Task directions -> Set down each entry from the block beneath, exactly as written.

Given records ->
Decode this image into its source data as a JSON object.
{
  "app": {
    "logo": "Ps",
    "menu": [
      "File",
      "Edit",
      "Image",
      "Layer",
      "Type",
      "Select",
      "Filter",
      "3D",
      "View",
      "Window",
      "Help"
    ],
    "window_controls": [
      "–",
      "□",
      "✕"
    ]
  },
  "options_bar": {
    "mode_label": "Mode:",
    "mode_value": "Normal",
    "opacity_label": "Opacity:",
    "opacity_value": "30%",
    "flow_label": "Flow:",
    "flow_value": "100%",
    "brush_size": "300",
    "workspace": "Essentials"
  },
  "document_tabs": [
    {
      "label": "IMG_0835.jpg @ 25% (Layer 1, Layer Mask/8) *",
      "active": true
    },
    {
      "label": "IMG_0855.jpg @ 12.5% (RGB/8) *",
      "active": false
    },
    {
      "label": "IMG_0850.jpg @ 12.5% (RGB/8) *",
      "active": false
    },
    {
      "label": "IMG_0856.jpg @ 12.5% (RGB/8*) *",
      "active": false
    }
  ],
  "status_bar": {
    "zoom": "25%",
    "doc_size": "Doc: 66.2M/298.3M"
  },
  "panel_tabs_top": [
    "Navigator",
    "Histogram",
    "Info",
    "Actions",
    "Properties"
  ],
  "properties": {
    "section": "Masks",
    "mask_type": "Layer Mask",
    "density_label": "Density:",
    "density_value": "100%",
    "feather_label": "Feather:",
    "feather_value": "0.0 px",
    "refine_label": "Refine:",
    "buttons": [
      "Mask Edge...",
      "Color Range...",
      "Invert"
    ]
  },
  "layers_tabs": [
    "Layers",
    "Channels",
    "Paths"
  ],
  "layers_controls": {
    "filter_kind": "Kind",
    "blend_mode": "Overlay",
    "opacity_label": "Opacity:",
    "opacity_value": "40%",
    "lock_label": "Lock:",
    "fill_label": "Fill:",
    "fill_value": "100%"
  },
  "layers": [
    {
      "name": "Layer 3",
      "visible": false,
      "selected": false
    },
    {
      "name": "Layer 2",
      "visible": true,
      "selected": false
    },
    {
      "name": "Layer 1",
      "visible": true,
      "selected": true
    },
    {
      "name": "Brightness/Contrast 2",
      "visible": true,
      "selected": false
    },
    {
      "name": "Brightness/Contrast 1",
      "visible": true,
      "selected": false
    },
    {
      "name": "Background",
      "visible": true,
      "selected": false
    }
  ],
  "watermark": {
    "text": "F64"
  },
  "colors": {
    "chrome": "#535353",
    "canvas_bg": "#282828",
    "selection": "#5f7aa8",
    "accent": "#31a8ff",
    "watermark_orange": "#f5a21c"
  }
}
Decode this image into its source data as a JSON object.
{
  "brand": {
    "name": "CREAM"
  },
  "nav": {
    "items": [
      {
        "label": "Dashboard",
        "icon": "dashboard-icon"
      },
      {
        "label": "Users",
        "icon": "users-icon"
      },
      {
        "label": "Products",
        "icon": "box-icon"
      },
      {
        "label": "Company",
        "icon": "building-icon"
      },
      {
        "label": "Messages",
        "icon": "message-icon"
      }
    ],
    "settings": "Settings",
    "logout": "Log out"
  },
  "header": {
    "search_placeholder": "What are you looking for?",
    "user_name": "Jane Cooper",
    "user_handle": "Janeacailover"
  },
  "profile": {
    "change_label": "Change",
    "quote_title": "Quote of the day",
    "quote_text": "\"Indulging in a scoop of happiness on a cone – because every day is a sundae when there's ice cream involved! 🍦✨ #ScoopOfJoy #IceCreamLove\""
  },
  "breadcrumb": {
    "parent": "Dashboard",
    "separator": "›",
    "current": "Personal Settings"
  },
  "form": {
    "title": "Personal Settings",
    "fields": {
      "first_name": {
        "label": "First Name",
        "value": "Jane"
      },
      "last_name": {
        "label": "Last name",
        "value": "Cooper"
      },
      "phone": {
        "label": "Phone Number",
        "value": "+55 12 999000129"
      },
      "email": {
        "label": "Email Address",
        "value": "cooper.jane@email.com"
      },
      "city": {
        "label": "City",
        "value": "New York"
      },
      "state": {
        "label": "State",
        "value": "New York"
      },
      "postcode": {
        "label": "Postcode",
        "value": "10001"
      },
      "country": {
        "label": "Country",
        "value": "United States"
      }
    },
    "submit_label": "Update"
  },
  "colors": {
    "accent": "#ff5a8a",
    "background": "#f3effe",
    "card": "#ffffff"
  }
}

Finished exercise ->
Decode this image into its source data as a JSON object.
{
  "app": {
    "logo": "Ps",
    "menu": [
      "File",
      "Edit",
      "Image",
      "Layer",
      "Type",
      "Select",
      "Filter",
      "3D",
      "View",
      "Window",
      "Help"
    ],
    "window_controls": [
      "–",
      "□",
      "✕"
    ]
  },
  "options_bar": {
    "mode_label": "Mode:",
    "mode_value": "Normal",
    "opacity_label": "Opacity:",
    "opacity_value": "30%",
    "flow_label": "Flow:",
    "flow_value": "100%",
    "brush_size": "300",
    "workspace": "Essentials"
  },
  "document_tabs": [
    {
      "label": "IMG_0835.jpg @ 25% (Layer 1, Layer Mask/8) *",
      "active": true
    },
    {
      "label": "IMG_0855.jpg @ 12.5% (RGB/8) *",
      "active": false
    },
    {
      "label": "IMG_0850.jpg @ 12.5% (RGB/8) *",
      "active": false
    },
    {
      "label": "IMG_0856.jpg @ 12.5% (RGB/8*) *",
      "active": false
    }
  ],
  "status_bar": {
    "zoom": "25%",
    "doc_size": "Doc: 66.2M/298.3M"
  },
  "panel_tabs_top": [
    "Navigator",
    "Histogram",
    "Info",
    "Actions",
    "Properties"
  ],
  "properties": {
    "section": "Masks",
    "mask_type": "Layer Mask",
    "density_label": "Density:",
    "density_value": "100%",
    "feather_label": "Feather:",
    "feather_value": "0.0 px",
    "refine_label": "Refine:",
    "buttons": [
      "Mask Edge...",
      "Color Range...",
      "Invert"
    ]
  },
  "layers_tabs": [
    "Layers",
    "Channels",
    "Paths"
  ],
  "layers_controls": {
    "filter_kind": "Kind",
    "blend_mode": "Overlay",
    "opacity_label": "Opacity:",
    "opacity_value": "40%",
    "lock_label": "Lock:",
    "fill_label": "Fill:",
    "fill_value": "100%"
  },
  "layers": [
    {
      "name": "Layer 3",
      "visible": false,
      "selected": false
    },
    {
      "name": "Layer 2",
      "visible": true,
      "selected": false
    },
    {
      "name": "Layer 1",
      "visible": true,
      "selected": true
    },
    {
      "name": "Brightness/Contrast 2",
      "visible": true,
      "selected": false
    },
    {
      "name": "Brightness/Contrast 1",
      "visible": true,
      "selected": false
    },
    {
      "name": "Background",
      "visible": true,
      "selected": false
    }
  ],
  "watermark": {
    "text": "F64"
  },
  "colors": {
    "chrome": "#535353",
    "canvas_bg": "#282828",
    "selection": "#5f7aa8",
    "accent": "#31a8ff",
    "watermark_orange": "#f5a21c"
  }
}
Decode this image into its source data as a JSON object.
{
  "brand": {
    "name": "CREAM"
  },
  "nav": {
    "items": [
      {
        "label": "Dashboard",
        "icon": "dashboard-icon"
      },
      {
        "label": "Users",
        "icon": "users-icon"
      },
      {
        "label": "Products",
        "icon": "box-icon"
      },
      {
        "label": "Company",
        "icon": "building-icon"
      },
      {
        "label": "Messages",
        "icon": "message-icon"
      }
    ],
    "settings": "Settings",
    "logout": "Log out"
  },
  "header": {
    "search_placeholder": "What are you looking for?",
    "user_name": "Jane Cooper",
    "user_handle": "Janeacailover"
  },
  "profile": {
    "change_label": "Change",
    "quote_title": "Quote of the day",
    "quote_text": "\"Indulging in a scoop of happiness on a cone – because every day is a sundae when there's ice cream involved! 🍦✨ #ScoopOfJoy #IceCreamLove\""
  },
  "breadcrumb": {
    "parent": "Dashboard",
    "separator": "›",
    "current": "Personal Settings"
  },
  "form": {
    "title": "Personal Settings",
    "fields": {
      "first_name": {
        "label": "First Name",
        "value": "Jane"
      },
      "last_name": {
        "label": "Last name",
        "value": "Cooper"
      },
      "phone": {
        "label": "Phone Number",
        "value": "+55 12 999000129"
      },
      "email": {
        "label": "Email Address",
        "value": "cooper.jane@email.com"
      },
      "city": {
        "label": "City",
        "value": "New York"
      },
      "state": {
        "label": "State",
        "value": "New York"
      },
      "postcode": {
        "label": "Postcode",
        "value": "10001"
      },
      "country": {
        "label": "Country",
        "value": "United States"
      }
    },
    "submit_label": "Update"
  },
  "colors": {
    "accent": "#ff5a8a",
    "background": "#f3effe",
    "card": "#ffffff"
  }
}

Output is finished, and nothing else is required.